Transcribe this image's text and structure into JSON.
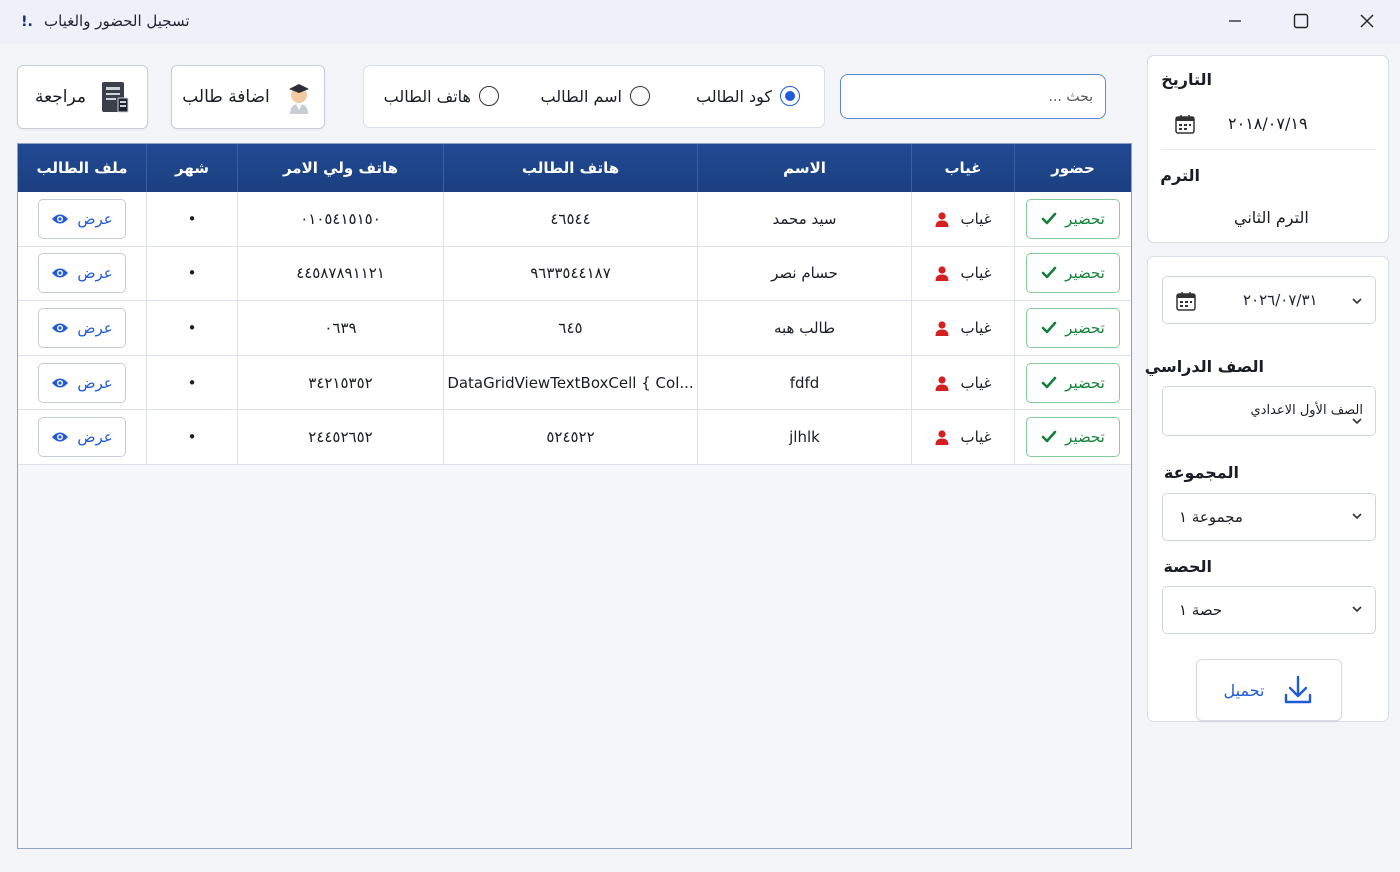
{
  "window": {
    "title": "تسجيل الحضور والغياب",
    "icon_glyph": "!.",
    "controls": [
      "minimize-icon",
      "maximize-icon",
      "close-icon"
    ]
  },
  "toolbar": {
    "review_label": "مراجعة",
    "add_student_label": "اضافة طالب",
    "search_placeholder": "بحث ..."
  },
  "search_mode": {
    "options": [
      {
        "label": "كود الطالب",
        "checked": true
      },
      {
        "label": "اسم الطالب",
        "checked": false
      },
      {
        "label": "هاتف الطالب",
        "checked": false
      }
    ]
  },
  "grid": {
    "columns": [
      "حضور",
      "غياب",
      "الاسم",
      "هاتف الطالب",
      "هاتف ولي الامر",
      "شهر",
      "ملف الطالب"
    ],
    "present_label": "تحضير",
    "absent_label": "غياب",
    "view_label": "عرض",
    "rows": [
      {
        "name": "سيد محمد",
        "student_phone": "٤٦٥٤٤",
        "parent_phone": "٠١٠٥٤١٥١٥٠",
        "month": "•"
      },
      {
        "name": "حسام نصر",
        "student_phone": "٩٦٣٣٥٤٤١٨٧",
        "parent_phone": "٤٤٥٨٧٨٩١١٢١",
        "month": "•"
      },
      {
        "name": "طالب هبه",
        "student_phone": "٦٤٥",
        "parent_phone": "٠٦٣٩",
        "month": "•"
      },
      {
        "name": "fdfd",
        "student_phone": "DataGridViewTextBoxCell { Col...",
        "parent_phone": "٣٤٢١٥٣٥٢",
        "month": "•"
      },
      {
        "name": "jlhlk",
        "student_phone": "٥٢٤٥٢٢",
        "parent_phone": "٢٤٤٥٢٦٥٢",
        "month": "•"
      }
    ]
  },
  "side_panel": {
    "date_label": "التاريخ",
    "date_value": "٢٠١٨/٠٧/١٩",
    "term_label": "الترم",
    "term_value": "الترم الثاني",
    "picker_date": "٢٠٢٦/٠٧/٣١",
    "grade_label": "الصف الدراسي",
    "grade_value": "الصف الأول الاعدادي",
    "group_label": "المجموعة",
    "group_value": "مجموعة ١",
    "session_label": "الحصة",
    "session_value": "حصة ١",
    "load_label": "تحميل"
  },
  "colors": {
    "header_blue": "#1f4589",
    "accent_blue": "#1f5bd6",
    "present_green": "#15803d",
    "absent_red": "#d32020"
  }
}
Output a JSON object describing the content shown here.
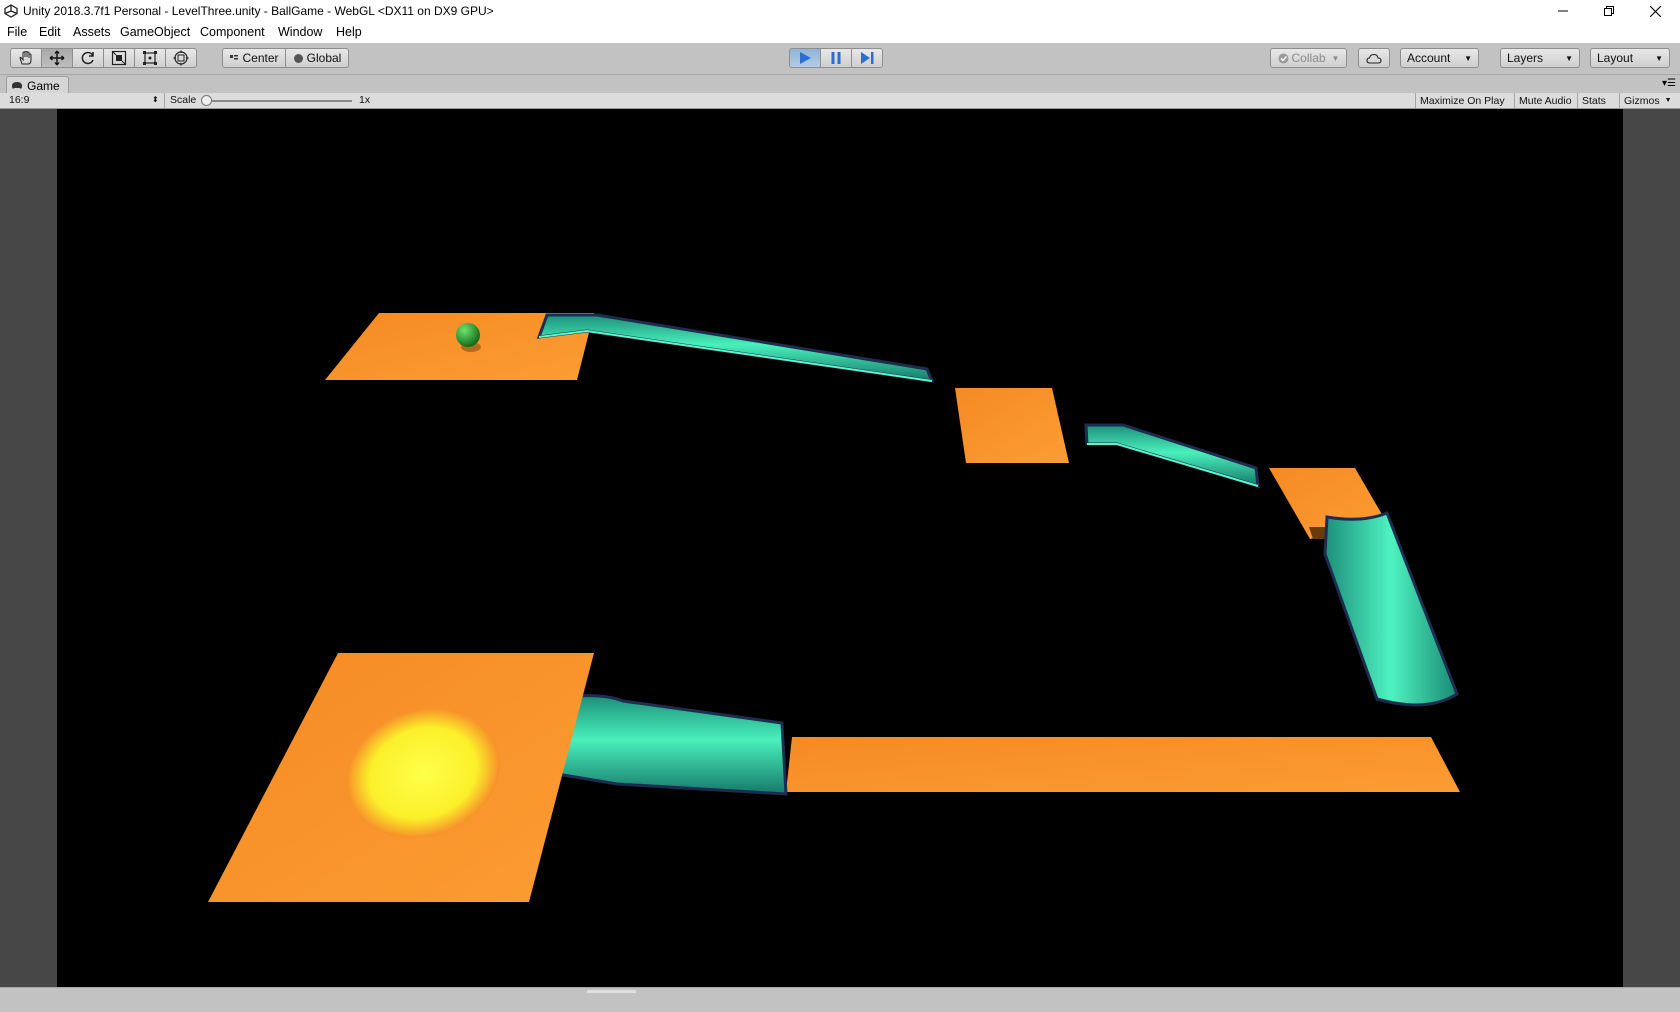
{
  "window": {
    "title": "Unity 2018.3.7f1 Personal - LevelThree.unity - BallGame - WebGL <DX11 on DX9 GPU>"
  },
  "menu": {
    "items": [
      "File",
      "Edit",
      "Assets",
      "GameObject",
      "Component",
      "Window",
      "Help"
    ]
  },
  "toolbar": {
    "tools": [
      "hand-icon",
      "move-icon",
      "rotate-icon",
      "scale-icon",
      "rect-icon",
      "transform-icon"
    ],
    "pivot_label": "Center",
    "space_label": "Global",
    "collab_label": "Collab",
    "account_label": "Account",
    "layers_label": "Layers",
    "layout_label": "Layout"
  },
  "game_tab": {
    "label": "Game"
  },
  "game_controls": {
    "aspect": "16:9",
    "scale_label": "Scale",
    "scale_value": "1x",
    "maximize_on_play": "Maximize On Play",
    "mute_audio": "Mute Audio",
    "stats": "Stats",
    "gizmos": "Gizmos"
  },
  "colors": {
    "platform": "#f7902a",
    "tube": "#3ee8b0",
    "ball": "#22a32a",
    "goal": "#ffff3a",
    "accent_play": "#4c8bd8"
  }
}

┄┄┄┄┄┄

**Written exercise:**
Look over the material above and show each line where "هاتف" appears.

**The completed task:**
        "label": "هاتف الطالب",
      "هاتف الطالب",
      "هاتف ولي الامر",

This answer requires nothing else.